Aim ▸ Retype every entry exactly, character for character.
■ ■ ■
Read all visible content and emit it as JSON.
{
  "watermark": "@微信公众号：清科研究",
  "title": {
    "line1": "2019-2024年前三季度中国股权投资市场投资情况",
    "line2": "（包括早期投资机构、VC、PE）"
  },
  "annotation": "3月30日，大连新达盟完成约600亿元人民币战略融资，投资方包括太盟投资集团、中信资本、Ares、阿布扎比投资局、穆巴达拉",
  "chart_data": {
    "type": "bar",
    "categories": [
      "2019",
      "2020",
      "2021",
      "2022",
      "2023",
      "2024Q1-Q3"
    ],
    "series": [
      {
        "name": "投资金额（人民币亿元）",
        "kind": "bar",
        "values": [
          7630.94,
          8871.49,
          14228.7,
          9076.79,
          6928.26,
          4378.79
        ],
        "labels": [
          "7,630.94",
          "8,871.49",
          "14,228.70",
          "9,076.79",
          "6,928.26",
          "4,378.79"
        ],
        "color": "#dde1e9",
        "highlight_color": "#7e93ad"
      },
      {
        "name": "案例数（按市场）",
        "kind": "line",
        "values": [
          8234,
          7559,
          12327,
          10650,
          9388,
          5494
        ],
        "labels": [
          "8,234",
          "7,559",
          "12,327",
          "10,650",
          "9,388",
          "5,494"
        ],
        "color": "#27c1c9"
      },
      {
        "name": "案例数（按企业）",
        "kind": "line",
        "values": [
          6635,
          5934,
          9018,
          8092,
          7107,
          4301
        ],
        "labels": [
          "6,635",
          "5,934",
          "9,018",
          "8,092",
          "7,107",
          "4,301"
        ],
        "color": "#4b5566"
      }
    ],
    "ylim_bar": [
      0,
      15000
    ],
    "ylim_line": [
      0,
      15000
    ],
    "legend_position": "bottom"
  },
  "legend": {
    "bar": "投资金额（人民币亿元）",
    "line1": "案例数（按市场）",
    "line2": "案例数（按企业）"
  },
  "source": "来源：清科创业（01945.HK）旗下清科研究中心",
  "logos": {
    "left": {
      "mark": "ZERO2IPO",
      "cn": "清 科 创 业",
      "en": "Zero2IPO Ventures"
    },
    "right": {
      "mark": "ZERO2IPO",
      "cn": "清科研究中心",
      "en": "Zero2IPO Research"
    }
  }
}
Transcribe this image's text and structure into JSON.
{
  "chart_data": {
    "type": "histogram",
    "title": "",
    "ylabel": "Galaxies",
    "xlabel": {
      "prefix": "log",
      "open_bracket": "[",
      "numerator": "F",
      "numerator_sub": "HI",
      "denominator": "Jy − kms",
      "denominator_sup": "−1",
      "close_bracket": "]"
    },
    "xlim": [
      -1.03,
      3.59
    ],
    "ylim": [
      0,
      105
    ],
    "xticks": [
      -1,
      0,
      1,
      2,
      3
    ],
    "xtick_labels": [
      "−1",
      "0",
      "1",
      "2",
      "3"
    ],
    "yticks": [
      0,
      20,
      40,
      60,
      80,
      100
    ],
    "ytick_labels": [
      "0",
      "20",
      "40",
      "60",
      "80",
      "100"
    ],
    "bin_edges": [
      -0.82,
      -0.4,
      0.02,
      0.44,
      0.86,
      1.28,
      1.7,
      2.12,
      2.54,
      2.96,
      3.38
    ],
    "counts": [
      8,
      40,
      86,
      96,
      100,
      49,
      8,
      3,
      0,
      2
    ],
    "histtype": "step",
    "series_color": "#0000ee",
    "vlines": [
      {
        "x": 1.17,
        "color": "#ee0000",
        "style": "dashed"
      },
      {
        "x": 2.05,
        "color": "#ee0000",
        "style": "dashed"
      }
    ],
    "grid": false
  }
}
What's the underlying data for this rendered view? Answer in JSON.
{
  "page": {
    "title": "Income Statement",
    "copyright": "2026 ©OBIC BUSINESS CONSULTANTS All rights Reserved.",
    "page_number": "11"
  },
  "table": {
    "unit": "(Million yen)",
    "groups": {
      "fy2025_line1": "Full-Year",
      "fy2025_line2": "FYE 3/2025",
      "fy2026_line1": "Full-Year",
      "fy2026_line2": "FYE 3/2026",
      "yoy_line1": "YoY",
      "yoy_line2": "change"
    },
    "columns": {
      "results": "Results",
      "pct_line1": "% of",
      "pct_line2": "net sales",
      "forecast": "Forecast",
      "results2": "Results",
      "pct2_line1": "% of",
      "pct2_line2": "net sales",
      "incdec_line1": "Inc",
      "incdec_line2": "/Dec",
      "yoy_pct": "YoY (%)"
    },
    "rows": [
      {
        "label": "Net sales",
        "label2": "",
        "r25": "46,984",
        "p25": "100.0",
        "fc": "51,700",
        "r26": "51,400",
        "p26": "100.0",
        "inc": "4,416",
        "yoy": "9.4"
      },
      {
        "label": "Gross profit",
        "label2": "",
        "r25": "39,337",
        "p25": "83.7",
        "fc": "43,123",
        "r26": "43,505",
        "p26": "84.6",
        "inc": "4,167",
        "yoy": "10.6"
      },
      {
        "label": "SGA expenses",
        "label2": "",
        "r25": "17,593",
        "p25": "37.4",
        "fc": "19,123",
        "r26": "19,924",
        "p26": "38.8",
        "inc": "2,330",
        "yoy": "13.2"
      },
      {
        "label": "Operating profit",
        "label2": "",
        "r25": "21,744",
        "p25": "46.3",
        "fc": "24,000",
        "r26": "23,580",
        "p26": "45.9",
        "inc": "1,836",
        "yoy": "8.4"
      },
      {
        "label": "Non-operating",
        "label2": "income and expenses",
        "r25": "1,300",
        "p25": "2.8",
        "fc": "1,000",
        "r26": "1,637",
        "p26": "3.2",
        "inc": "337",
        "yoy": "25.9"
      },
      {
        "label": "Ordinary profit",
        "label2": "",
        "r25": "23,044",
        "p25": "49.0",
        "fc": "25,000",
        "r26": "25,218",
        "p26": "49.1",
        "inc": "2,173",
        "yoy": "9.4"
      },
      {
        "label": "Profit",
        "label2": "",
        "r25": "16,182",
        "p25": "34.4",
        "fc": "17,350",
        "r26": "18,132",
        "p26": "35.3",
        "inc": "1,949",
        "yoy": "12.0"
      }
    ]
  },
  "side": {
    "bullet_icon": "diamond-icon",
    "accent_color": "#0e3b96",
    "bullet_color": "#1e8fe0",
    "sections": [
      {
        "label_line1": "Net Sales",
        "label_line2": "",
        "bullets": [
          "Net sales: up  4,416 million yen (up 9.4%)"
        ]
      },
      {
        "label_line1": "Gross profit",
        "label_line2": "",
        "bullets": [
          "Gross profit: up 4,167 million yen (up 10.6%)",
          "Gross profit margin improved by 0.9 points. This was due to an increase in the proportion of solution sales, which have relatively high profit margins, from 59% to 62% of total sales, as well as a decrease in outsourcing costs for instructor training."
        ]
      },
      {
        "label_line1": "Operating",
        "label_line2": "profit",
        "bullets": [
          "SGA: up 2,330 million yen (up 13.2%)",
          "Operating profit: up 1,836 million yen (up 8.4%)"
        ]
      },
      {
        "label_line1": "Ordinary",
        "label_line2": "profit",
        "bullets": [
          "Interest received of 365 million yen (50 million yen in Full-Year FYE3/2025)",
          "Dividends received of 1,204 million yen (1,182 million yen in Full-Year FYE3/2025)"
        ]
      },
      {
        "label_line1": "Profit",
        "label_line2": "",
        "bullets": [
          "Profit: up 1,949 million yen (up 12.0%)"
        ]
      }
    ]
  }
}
■ ■ ■
Task response ▸
Read all visible content and emit it as JSON.
{
  "watermark": "@微信公众号：清科研究",
  "title": {
    "line1": "2019-2024年前三季度中国股权投资市场投资情况",
    "line2": "（包括早期投资机构、VC、PE）"
  },
  "annotation": "3月30日，大连新达盟完成约600亿元人民币战略融资，投资方包括太盟投资集团、中信资本、Ares、阿布扎比投资局、穆巴达拉",
  "chart_data": {
    "type": "bar",
    "categories": [
      "2019",
      "2020",
      "2021",
      "2022",
      "2023",
      "2024Q1-Q3"
    ],
    "series": [
      {
        "name": "投资金额（人民币亿元）",
        "kind": "bar",
        "values": [
          7630.94,
          8871.49,
          14228.7,
          9076.79,
          6928.26,
          4378.79
        ],
        "labels": [
          "7,630.94",
          "8,871.49",
          "14,228.70",
          "9,076.79",
          "6,928.26",
          "4,378.79"
        ],
        "color": "#dde1e9",
        "highlight_color": "#7e93ad"
      },
      {
        "name": "案例数（按市场）",
        "kind": "line",
        "values": [
          8234,
          7559,
          12327,
          10650,
          9388,
          5494
        ],
        "labels": [
          "8,234",
          "7,559",
          "12,327",
          "10,650",
          "9,388",
          "5,494"
        ],
        "color": "#27c1c9"
      },
      {
        "name": "案例数（按企业）",
        "kind": "line",
        "values": [
          6635,
          5934,
          9018,
          8092,
          7107,
          4301
        ],
        "labels": [
          "6,635",
          "5,934",
          "9,018",
          "8,092",
          "7,107",
          "4,301"
        ],
        "color": "#4b5566"
      }
    ],
    "ylim_bar": [
      0,
      15000
    ],
    "ylim_line": [
      0,
      15000
    ],
    "legend_position": "bottom"
  },
  "legend": {
    "bar": "投资金额（人民币亿元）",
    "line1": "案例数（按市场）",
    "line2": "案例数（按企业）"
  },
  "source": "来源：清科创业（01945.HK）旗下清科研究中心",
  "logos": {
    "left": {
      "mark": "ZERO2IPO",
      "cn": "清 科 创 业",
      "en": "Zero2IPO Ventures"
    },
    "right": {
      "mark": "ZERO2IPO",
      "cn": "清科研究中心",
      "en": "Zero2IPO Research"
    }
  }
}
Transcribe this image's text and structure into JSON.
{
  "chart_data": {
    "type": "histogram",
    "title": "",
    "ylabel": "Galaxies",
    "xlabel": {
      "prefix": "log",
      "open_bracket": "[",
      "numerator": "F",
      "numerator_sub": "HI",
      "denominator": "Jy − kms",
      "denominator_sup": "−1",
      "close_bracket": "]"
    },
    "xlim": [
      -1.03,
      3.59
    ],
    "ylim": [
      0,
      105
    ],
    "xticks": [
      -1,
      0,
      1,
      2,
      3
    ],
    "xtick_labels": [
      "−1",
      "0",
      "1",
      "2",
      "3"
    ],
    "yticks": [
      0,
      20,
      40,
      60,
      80,
      100
    ],
    "ytick_labels": [
      "0",
      "20",
      "40",
      "60",
      "80",
      "100"
    ],
    "bin_edges": [
      -0.82,
      -0.4,
      0.02,
      0.44,
      0.86,
      1.28,
      1.7,
      2.12,
      2.54,
      2.96,
      3.38
    ],
    "counts": [
      8,
      40,
      86,
      96,
      100,
      49,
      8,
      3,
      0,
      2
    ],
    "histtype": "step",
    "series_color": "#0000ee",
    "vlines": [
      {
        "x": 1.17,
        "color": "#ee0000",
        "style": "dashed"
      },
      {
        "x": 2.05,
        "color": "#ee0000",
        "style": "dashed"
      }
    ],
    "grid": false
  }
}
What's the underlying data for this rendered view? Answer in JSON.
{
  "page": {
    "title": "Income Statement",
    "copyright": "2026 ©OBIC BUSINESS CONSULTANTS All rights Reserved.",
    "page_number": "11"
  },
  "table": {
    "unit": "(Million yen)",
    "groups": {
      "fy2025_line1": "Full-Year",
      "fy2025_line2": "FYE 3/2025",
      "fy2026_line1": "Full-Year",
      "fy2026_line2": "FYE 3/2026",
      "yoy_line1": "YoY",
      "yoy_line2": "change"
    },
    "columns": {
      "results": "Results",
      "pct_line1": "% of",
      "pct_line2": "net sales",
      "forecast": "Forecast",
      "results2": "Results",
      "pct2_line1": "% of",
      "pct2_line2": "net sales",
      "incdec_line1": "Inc",
      "incdec_line2": "/Dec",
      "yoy_pct": "YoY (%)"
    },
    "rows": [
      {
        "label": "Net sales",
        "label2": "",
        "r25": "46,984",
        "p25": "100.0",
        "fc": "51,700",
        "r26": "51,400",
        "p26": "100.0",
        "inc": "4,416",
        "yoy": "9.4"
      },
      {
        "label": "Gross profit",
        "label2": "",
        "r25": "39,337",
        "p25": "83.7",
        "fc": "43,123",
        "r26": "43,505",
        "p26": "84.6",
        "inc": "4,167",
        "yoy": "10.6"
      },
      {
        "label": "SGA expenses",
        "label2": "",
        "r25": "17,593",
        "p25": "37.4",
        "fc": "19,123",
        "r26": "19,924",
        "p26": "38.8",
        "inc": "2,330",
        "yoy": "13.2"
      },
      {
        "label": "Operating profit",
        "label2": "",
        "r25": "21,744",
        "p25": "46.3",
        "fc": "24,000",
        "r26": "23,580",
        "p26": "45.9",
        "inc": "1,836",
        "yoy": "8.4"
      },
      {
        "label": "Non-operating",
        "label2": "income and expenses",
        "r25": "1,300",
        "p25": "2.8",
        "fc": "1,000",
        "r26": "1,637",
        "p26": "3.2",
        "inc": "337",
        "yoy": "25.9"
      },
      {
        "label": "Ordinary profit",
        "label2": "",
        "r25": "23,044",
        "p25": "49.0",
        "fc": "25,000",
        "r26": "25,218",
        "p26": "49.1",
        "inc": "2,173",
        "yoy": "9.4"
      },
      {
        "label": "Profit",
        "label2": "",
        "r25": "16,182",
        "p25": "34.4",
        "fc": "17,350",
        "r26": "18,132",
        "p26": "35.3",
        "inc": "1,949",
        "yoy": "12.0"
      }
    ]
  },
  "side": {
    "bullet_icon": "diamond-icon",
    "accent_color": "#0e3b96",
    "bullet_color": "#1e8fe0",
    "sections": [
      {
        "label_line1": "Net Sales",
        "label_line2": "",
        "bullets": [
          "Net sales: up  4,416 million yen (up 9.4%)"
        ]
      },
      {
        "label_line1": "Gross profit",
        "label_line2": "",
        "bullets": [
          "Gross profit: up 4,167 million yen (up 10.6%)",
          "Gross profit margin improved by 0.9 points. This was due to an increase in the proportion of solution sales, which have relatively high profit margins, from 59% to 62% of total sales, as well as a decrease in outsourcing costs for instructor training."
        ]
      },
      {
        "label_line1": "Operating",
        "label_line2": "profit",
        "bullets": [
          "SGA: up 2,330 million yen (up 13.2%)",
          "Operating profit: up 1,836 million yen (up 8.4%)"
        ]
      },
      {
        "label_line1": "Ordinary",
        "label_line2": "profit",
        "bullets": [
          "Interest received of 365 million yen (50 million yen in Full-Year FYE3/2025)",
          "Dividends received of 1,204 million yen (1,182 million yen in Full-Year FYE3/2025)"
        ]
      },
      {
        "label_line1": "Profit",
        "label_line2": "",
        "bullets": [
          "Profit: up 1,949 million yen (up 12.0%)"
        ]
      }
    ]
  }
}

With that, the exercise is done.